Rows from a dataset
#####
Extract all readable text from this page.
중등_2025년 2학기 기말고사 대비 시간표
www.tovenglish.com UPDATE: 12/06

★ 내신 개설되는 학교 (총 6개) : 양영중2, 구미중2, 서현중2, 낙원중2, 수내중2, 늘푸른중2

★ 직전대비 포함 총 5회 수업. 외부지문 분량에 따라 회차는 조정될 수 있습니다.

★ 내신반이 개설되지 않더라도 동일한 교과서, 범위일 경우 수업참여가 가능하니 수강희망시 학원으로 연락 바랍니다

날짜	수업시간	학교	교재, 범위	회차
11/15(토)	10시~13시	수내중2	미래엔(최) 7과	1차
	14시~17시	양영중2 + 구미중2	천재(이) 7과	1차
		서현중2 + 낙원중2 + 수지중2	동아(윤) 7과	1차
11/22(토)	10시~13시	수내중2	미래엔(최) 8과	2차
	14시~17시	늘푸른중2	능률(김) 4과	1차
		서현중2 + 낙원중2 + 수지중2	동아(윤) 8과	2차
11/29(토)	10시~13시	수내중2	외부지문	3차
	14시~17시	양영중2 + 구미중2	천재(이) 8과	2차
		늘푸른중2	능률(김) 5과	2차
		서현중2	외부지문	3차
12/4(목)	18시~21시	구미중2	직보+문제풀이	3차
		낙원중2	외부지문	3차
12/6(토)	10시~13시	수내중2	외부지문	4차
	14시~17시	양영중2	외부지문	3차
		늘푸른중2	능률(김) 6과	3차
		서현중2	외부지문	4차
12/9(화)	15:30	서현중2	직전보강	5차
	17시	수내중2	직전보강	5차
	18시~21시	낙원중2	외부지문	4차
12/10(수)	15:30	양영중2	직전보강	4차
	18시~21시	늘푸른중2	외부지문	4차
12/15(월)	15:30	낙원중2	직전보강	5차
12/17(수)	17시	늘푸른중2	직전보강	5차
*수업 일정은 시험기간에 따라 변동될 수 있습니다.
#####
Find the word "외부지문" in the data and show each line that holds it.

★ 직전대비 포함 총 5회 수업. 외부지문 분량에 따라 회차는 조정될 수 있습니다.
11/29(토)	10시~13시	수내중2	외부지문	3차
		서현중2	외부지문	3차
		낙원중2	외부지문	3차
12/6(토)	10시~13시	수내중2	외부지문	4차
	14시~17시	양영중2	외부지문	3차
		서현중2	외부지문	4차
	18시~21시	낙원중2	외부지문	4차
	18시~21시	늘푸른중2	외부지문	4차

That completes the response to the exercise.